*Problem statement:* Images excluded, repeat each entry below exactly.

Dataset rows about figures
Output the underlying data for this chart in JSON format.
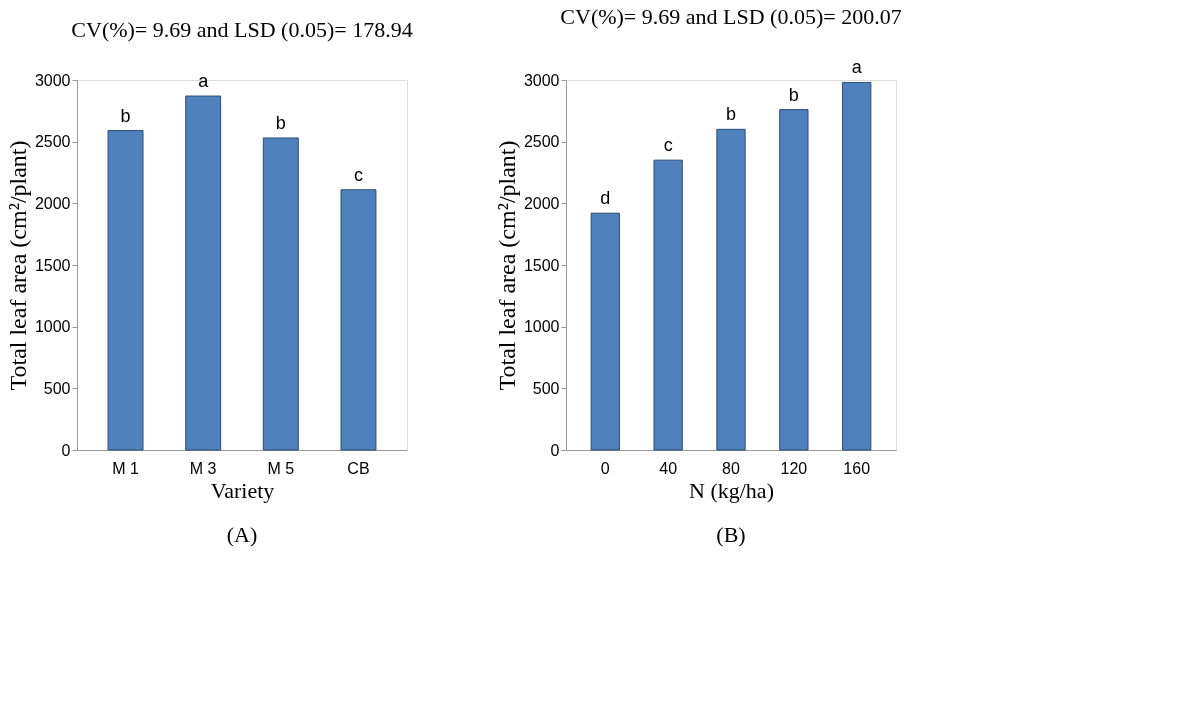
{
  "chart_data": [
    {
      "type": "bar",
      "title": "CV(%)= 9.69 and LSD (0.05)= 178.94",
      "xlabel": "Variety",
      "ylabel": "Total leaf area (cm²/plant)",
      "categories": [
        "M 1",
        "M 3",
        "M 5",
        "CB"
      ],
      "values": [
        2590,
        2870,
        2530,
        2110
      ],
      "color": "#4f81bd",
      "ylim": [
        0,
        3000
      ],
      "yticks": [
        0,
        500,
        1000,
        1500,
        2000,
        2500,
        3000
      ],
      "grid": false,
      "annotations": [
        {
          "text": "b",
          "x": "M 1",
          "y": 2590
        },
        {
          "text": "a",
          "x": "M 3",
          "y": 2870
        },
        {
          "text": "b",
          "x": "M 5",
          "y": 2530
        },
        {
          "text": "c",
          "x": "CB",
          "y": 2110
        },
        "(A)"
      ]
    },
    {
      "type": "bar",
      "title": "CV(%)= 9.69 and LSD (0.05)= 200.07",
      "xlabel": "N (kg/ha)",
      "ylabel": "Total leaf area (cm²/plant)",
      "categories": [
        "0",
        "40",
        "80",
        "120",
        "160"
      ],
      "values": [
        1920,
        2350,
        2600,
        2760,
        2980
      ],
      "color": "#4f81bd",
      "ylim": [
        0,
        3000
      ],
      "yticks": [
        0,
        500,
        1000,
        1500,
        2000,
        2500,
        3000
      ],
      "grid": false,
      "annotations": [
        {
          "text": "d",
          "x": "0",
          "y": 1920
        },
        {
          "text": "c",
          "x": "40",
          "y": 2350
        },
        {
          "text": "b",
          "x": "80",
          "y": 2600
        },
        {
          "text": "b",
          "x": "120",
          "y": 2760
        },
        {
          "text": "a",
          "x": "160",
          "y": 2980
        },
        "(B)"
      ]
    }
  ]
}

*Exercise solution:*
Output the underlying data for this chart in JSON format.
{
  "chart_data": [
    {
      "type": "bar",
      "title": "CV(%)= 9.69 and LSD (0.05)= 178.94",
      "xlabel": "Variety",
      "ylabel": "Total leaf area (cm²/plant)",
      "categories": [
        "M 1",
        "M 3",
        "M 5",
        "CB"
      ],
      "values": [
        2590,
        2870,
        2530,
        2110
      ],
      "color": "#4f81bd",
      "ylim": [
        0,
        3000
      ],
      "yticks": [
        0,
        500,
        1000,
        1500,
        2000,
        2500,
        3000
      ],
      "grid": false,
      "annotations": [
        {
          "text": "b",
          "x": "M 1",
          "y": 2590
        },
        {
          "text": "a",
          "x": "M 3",
          "y": 2870
        },
        {
          "text": "b",
          "x": "M 5",
          "y": 2530
        },
        {
          "text": "c",
          "x": "CB",
          "y": 2110
        },
        "(A)"
      ]
    },
    {
      "type": "bar",
      "title": "CV(%)= 9.69 and LSD (0.05)= 200.07",
      "xlabel": "N (kg/ha)",
      "ylabel": "Total leaf area (cm²/plant)",
      "categories": [
        "0",
        "40",
        "80",
        "120",
        "160"
      ],
      "values": [
        1920,
        2350,
        2600,
        2760,
        2980
      ],
      "color": "#4f81bd",
      "ylim": [
        0,
        3000
      ],
      "yticks": [
        0,
        500,
        1000,
        1500,
        2000,
        2500,
        3000
      ],
      "grid": false,
      "annotations": [
        {
          "text": "d",
          "x": "0",
          "y": 1920
        },
        {
          "text": "c",
          "x": "40",
          "y": 2350
        },
        {
          "text": "b",
          "x": "80",
          "y": 2600
        },
        {
          "text": "b",
          "x": "120",
          "y": 2760
        },
        {
          "text": "a",
          "x": "160",
          "y": 2980
        },
        "(B)"
      ]
    }
  ]
}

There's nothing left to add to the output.